§ Exercise details
Reproduce the material exactly, omitting nothing.
---------- Information supplied
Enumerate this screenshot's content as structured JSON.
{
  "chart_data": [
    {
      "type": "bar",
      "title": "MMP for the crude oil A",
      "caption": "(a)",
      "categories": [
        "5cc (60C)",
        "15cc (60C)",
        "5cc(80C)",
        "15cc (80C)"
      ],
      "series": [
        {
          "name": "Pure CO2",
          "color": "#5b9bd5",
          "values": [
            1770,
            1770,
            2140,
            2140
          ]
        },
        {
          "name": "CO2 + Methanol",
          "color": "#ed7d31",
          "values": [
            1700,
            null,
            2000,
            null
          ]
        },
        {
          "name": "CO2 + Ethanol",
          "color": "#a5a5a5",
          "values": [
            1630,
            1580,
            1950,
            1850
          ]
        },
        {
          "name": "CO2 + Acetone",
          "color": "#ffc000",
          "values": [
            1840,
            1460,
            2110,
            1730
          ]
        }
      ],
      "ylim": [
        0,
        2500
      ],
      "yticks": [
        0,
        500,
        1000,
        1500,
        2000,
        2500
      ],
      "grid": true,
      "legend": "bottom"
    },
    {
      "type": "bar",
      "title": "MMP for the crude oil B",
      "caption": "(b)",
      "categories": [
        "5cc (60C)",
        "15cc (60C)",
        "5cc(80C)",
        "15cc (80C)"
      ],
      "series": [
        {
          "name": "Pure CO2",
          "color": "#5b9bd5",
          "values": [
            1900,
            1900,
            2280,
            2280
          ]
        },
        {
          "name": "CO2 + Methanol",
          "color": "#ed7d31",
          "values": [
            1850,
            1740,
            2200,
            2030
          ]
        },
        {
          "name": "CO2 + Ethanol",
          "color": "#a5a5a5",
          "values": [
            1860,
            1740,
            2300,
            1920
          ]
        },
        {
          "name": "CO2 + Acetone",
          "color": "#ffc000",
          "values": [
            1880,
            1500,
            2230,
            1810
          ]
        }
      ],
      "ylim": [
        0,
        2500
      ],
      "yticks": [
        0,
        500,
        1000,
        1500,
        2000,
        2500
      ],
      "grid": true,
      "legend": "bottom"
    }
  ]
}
--------------------
§ Exercise answer
Enumerate this screenshot's content as structured JSON.
{
  "chart_data": [
    {
      "type": "bar",
      "title": "MMP for the crude oil A",
      "caption": "(a)",
      "categories": [
        "5cc (60C)",
        "15cc (60C)",
        "5cc(80C)",
        "15cc (80C)"
      ],
      "series": [
        {
          "name": "Pure CO2",
          "color": "#5b9bd5",
          "values": [
            1770,
            1770,
            2140,
            2140
          ]
        },
        {
          "name": "CO2 + Methanol",
          "color": "#ed7d31",
          "values": [
            1700,
            null,
            2000,
            null
          ]
        },
        {
          "name": "CO2 + Ethanol",
          "color": "#a5a5a5",
          "values": [
            1630,
            1580,
            1950,
            1850
          ]
        },
        {
          "name": "CO2 + Acetone",
          "color": "#ffc000",
          "values": [
            1840,
            1460,
            2110,
            1730
          ]
        }
      ],
      "ylim": [
        0,
        2500
      ],
      "yticks": [
        0,
        500,
        1000,
        1500,
        2000,
        2500
      ],
      "grid": true,
      "legend": "bottom"
    },
    {
      "type": "bar",
      "title": "MMP for the crude oil B",
      "caption": "(b)",
      "categories": [
        "5cc (60C)",
        "15cc (60C)",
        "5cc(80C)",
        "15cc (80C)"
      ],
      "series": [
        {
          "name": "Pure CO2",
          "color": "#5b9bd5",
          "values": [
            1900,
            1900,
            2280,
            2280
          ]
        },
        {
          "name": "CO2 + Methanol",
          "color": "#ed7d31",
          "values": [
            1850,
            1740,
            2200,
            2030
          ]
        },
        {
          "name": "CO2 + Ethanol",
          "color": "#a5a5a5",
          "values": [
            1860,
            1740,
            2300,
            1920
          ]
        },
        {
          "name": "CO2 + Acetone",
          "color": "#ffc000",
          "values": [
            1880,
            1500,
            2230,
            1810
          ]
        }
      ],
      "ylim": [
        0,
        2500
      ],
      "yticks": [
        0,
        500,
        1000,
        1500,
        2000,
        2500
      ],
      "grid": true,
      "legend": "bottom"
    }
  ]
}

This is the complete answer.